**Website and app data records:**
☆ ☆ ☆

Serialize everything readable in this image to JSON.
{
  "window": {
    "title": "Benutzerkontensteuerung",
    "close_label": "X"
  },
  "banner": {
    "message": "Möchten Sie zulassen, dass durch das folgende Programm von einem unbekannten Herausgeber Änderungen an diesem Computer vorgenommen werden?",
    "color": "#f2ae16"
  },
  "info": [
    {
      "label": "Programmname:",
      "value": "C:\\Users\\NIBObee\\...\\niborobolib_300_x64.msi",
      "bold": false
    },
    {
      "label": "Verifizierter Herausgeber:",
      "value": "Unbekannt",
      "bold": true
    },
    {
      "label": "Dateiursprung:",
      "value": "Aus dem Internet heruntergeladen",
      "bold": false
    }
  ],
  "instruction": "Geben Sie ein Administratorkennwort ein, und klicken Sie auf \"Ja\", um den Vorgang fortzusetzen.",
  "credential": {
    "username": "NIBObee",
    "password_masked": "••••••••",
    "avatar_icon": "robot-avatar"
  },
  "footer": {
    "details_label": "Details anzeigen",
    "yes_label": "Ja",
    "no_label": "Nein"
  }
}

☆ ☆ ☆

**WORK ITEM:**
This exercise calls for the entries to be restated exactly.

**RESPONSE:**
Serialize everything readable in this image to JSON.
{
  "window": {
    "title": "Benutzerkontensteuerung",
    "close_label": "X"
  },
  "banner": {
    "message": "Möchten Sie zulassen, dass durch das folgende Programm von einem unbekannten Herausgeber Änderungen an diesem Computer vorgenommen werden?",
    "color": "#f2ae16"
  },
  "info": [
    {
      "label": "Programmname:",
      "value": "C:\\Users\\NIBObee\\...\\niborobolib_300_x64.msi",
      "bold": false
    },
    {
      "label": "Verifizierter Herausgeber:",
      "value": "Unbekannt",
      "bold": true
    },
    {
      "label": "Dateiursprung:",
      "value": "Aus dem Internet heruntergeladen",
      "bold": false
    }
  ],
  "instruction": "Geben Sie ein Administratorkennwort ein, und klicken Sie auf \"Ja\", um den Vorgang fortzusetzen.",
  "credential": {
    "username": "NIBObee",
    "password_masked": "••••••••",
    "avatar_icon": "robot-avatar"
  },
  "footer": {
    "details_label": "Details anzeigen",
    "yes_label": "Ja",
    "no_label": "Nein"
  }
}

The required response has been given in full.